# TASK INPUT
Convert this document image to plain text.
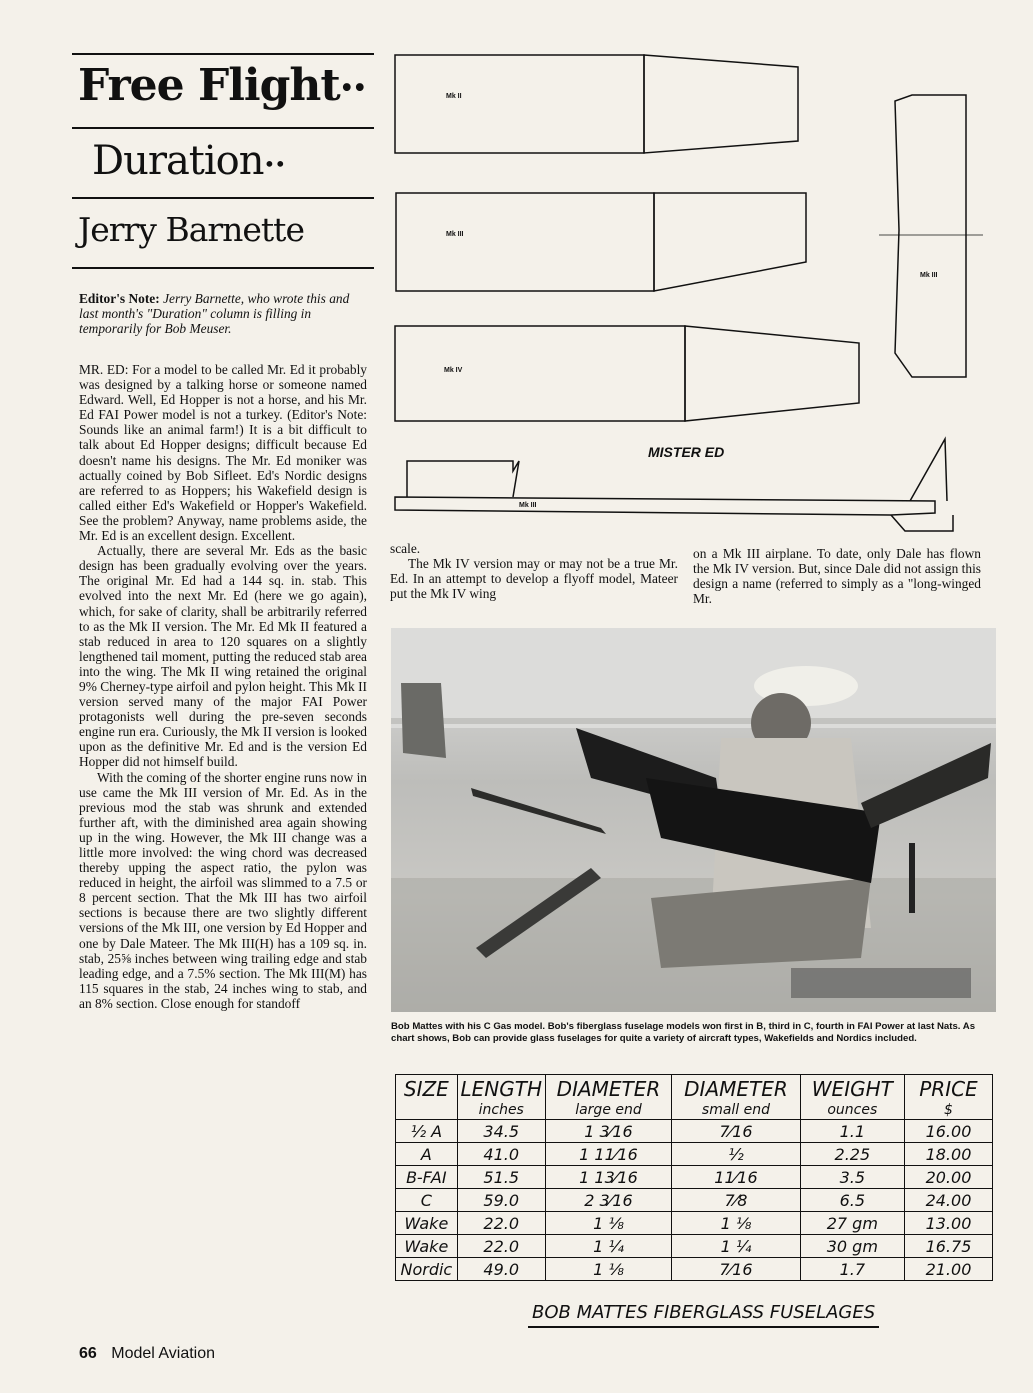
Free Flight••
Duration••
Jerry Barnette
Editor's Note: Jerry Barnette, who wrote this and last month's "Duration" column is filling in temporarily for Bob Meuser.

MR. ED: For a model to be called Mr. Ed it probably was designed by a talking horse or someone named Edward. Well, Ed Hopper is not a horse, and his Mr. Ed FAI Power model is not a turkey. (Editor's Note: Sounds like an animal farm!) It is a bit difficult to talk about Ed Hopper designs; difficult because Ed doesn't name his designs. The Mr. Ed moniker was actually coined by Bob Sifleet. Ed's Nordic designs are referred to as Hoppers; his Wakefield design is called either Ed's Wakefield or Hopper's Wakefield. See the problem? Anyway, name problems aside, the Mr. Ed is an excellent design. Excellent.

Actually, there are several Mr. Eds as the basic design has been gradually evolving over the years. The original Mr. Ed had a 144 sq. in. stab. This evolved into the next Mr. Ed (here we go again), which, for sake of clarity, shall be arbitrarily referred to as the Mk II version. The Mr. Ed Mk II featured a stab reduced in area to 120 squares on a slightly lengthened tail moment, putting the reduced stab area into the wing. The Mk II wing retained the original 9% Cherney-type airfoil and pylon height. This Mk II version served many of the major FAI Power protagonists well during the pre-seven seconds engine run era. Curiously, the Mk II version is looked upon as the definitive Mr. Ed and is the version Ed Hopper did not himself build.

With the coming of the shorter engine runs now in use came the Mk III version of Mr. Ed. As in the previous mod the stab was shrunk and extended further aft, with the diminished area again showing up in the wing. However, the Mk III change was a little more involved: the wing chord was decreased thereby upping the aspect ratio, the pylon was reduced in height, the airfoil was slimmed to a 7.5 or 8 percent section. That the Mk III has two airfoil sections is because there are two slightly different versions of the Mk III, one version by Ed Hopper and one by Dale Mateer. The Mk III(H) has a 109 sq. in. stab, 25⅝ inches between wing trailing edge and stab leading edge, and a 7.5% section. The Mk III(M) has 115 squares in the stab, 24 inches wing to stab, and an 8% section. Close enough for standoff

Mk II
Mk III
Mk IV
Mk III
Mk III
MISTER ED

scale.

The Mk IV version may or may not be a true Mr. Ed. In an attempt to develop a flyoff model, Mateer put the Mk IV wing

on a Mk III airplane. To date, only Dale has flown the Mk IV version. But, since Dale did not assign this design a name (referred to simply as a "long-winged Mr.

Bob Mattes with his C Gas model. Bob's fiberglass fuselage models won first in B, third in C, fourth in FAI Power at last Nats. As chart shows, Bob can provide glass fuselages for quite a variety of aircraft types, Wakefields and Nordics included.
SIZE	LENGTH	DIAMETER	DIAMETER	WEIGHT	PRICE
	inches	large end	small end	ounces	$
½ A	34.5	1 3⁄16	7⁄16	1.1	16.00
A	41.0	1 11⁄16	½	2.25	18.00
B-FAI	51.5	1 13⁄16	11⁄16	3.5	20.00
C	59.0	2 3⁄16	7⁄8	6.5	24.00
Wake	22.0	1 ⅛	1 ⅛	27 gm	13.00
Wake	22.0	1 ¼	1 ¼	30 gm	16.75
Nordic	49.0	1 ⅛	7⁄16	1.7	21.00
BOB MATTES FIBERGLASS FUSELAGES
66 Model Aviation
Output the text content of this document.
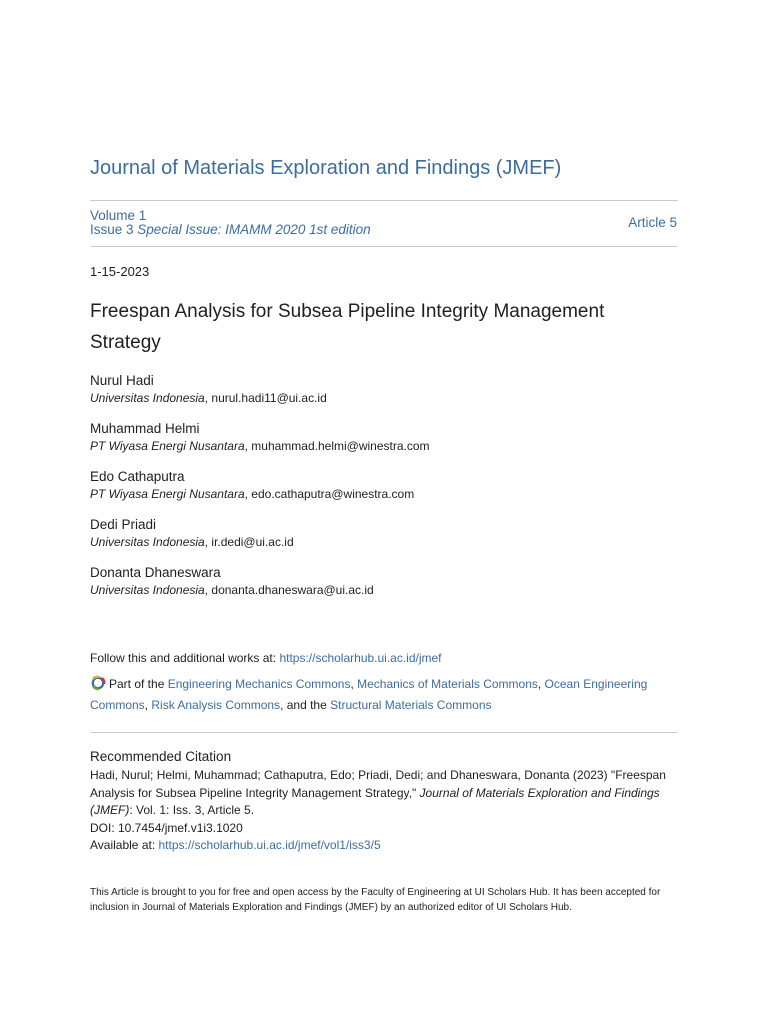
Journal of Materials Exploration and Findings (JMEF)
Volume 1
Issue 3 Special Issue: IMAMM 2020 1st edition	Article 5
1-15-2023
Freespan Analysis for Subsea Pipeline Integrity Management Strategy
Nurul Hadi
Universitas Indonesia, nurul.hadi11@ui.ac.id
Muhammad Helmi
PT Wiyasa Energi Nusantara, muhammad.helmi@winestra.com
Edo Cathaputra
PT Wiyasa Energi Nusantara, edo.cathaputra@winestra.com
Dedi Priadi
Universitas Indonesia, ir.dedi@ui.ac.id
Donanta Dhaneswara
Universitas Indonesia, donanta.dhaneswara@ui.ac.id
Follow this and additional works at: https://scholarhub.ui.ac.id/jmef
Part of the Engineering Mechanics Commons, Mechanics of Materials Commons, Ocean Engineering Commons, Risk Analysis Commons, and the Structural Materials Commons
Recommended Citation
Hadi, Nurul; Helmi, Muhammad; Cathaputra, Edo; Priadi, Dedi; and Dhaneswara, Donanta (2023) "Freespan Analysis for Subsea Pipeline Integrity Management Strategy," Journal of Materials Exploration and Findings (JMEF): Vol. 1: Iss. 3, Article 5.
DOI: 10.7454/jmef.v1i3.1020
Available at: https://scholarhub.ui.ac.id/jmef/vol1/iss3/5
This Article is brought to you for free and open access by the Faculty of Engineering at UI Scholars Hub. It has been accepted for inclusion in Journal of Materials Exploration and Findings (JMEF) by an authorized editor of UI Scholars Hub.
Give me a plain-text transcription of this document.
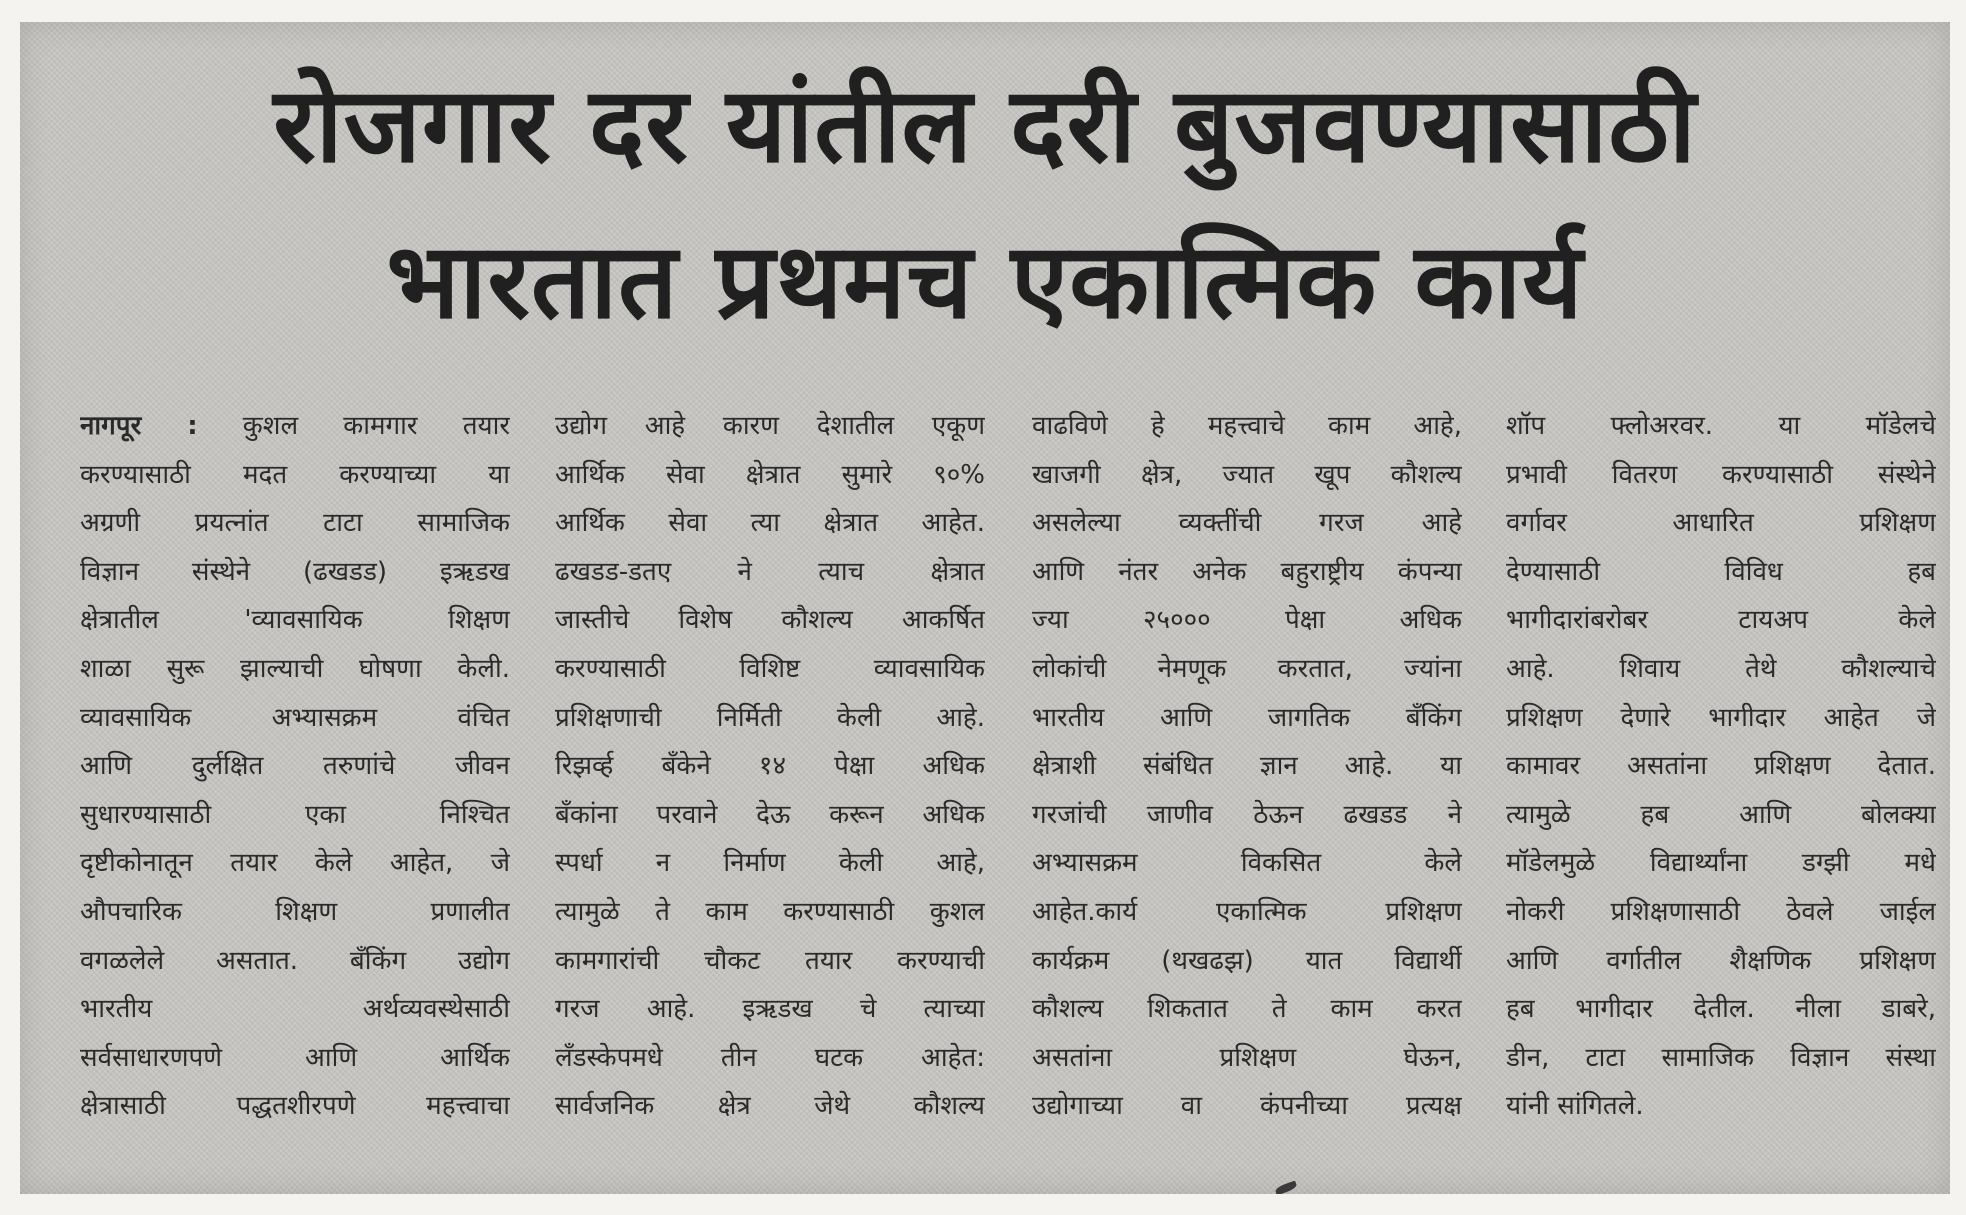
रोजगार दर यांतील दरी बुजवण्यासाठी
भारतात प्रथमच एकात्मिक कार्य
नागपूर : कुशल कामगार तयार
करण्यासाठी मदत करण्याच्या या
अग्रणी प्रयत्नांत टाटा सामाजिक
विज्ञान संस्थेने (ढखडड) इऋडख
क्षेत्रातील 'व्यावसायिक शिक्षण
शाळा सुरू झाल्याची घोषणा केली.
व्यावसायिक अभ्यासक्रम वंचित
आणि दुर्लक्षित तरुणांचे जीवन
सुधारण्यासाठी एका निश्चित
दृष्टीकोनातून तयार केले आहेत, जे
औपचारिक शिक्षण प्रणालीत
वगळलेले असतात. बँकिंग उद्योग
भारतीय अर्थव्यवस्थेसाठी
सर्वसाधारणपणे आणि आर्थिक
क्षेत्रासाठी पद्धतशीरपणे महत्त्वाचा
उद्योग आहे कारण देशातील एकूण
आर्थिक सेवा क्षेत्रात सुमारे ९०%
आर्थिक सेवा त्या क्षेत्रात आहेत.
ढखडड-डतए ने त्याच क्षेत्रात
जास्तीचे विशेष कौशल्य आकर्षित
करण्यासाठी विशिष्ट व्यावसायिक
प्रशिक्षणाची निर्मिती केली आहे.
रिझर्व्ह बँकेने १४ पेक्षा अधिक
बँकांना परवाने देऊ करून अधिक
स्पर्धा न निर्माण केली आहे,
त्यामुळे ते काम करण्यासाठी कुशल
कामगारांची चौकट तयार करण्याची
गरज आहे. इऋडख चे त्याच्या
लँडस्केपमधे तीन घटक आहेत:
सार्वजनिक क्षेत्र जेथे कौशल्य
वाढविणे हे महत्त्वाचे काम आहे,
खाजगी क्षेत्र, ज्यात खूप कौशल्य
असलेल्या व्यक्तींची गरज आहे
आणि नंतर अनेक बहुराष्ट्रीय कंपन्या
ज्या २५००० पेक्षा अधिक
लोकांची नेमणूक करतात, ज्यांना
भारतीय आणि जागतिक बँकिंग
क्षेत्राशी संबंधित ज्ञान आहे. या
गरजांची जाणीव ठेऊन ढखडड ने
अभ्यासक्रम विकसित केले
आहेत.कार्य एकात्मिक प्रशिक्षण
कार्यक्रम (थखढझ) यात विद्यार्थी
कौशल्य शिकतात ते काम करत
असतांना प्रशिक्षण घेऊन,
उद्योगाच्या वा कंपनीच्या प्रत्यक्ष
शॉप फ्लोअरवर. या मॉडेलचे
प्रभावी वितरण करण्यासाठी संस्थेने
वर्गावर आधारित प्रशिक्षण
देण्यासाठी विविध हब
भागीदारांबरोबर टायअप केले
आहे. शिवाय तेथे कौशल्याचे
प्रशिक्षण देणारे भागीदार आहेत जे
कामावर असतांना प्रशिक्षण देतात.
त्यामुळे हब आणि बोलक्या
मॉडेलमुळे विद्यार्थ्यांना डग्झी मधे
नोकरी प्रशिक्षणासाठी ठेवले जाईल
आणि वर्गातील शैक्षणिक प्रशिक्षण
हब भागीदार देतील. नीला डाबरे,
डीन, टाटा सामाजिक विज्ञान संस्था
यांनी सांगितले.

# WORK TO DO
In the entries above, identify each line that includes the string "pylon", then copy it.

# RESPONSE
Actually, there are several Mr. Eds as the basic design has been gradually evolving over the years. The original Mr. Ed had a 144 sq. in. stab. This evolved into the next Mr. Ed (here we go again), which, for sake of clarity, shall be arbitrarily referred to as the Mk II version. The Mr. Ed Mk II featured a stab reduced in area to 120 squares on a slightly lengthened tail moment, putting the reduced stab area into the wing. The Mk II wing retained the original 9% Cherney-type airfoil and pylon height. This Mk II version served many of the major FAI Power protagonists well during the pre-seven seconds engine run era. Curiously, the Mk II version is looked upon as the definitive Mr. Ed and is the version Ed Hopper did not himself build.
With the coming of the shorter engine runs now in use came the Mk III version of Mr. Ed. As in the previous mod the stab was shrunk and extended further aft, with the diminished area again showing up in the wing. However, the Mk III change was a little more involved: the wing chord was decreased thereby upping the aspect ratio, the pylon was reduced in height, the airfoil was slimmed to a 7.5 or 8 percent section. That the Mk III has two airfoil sections is because there are two slightly different versions of the Mk III, one version by Ed Hopper and one by Dale Mateer. The Mk III(H) has a 109 sq. in. stab, 25⅝ inches between wing trailing edge and stab leading edge, and a 7.5% section. The Mk III(M) has 115 squares in the stab, 24 inches wing to stab, and an 8% section. Close enough for standoff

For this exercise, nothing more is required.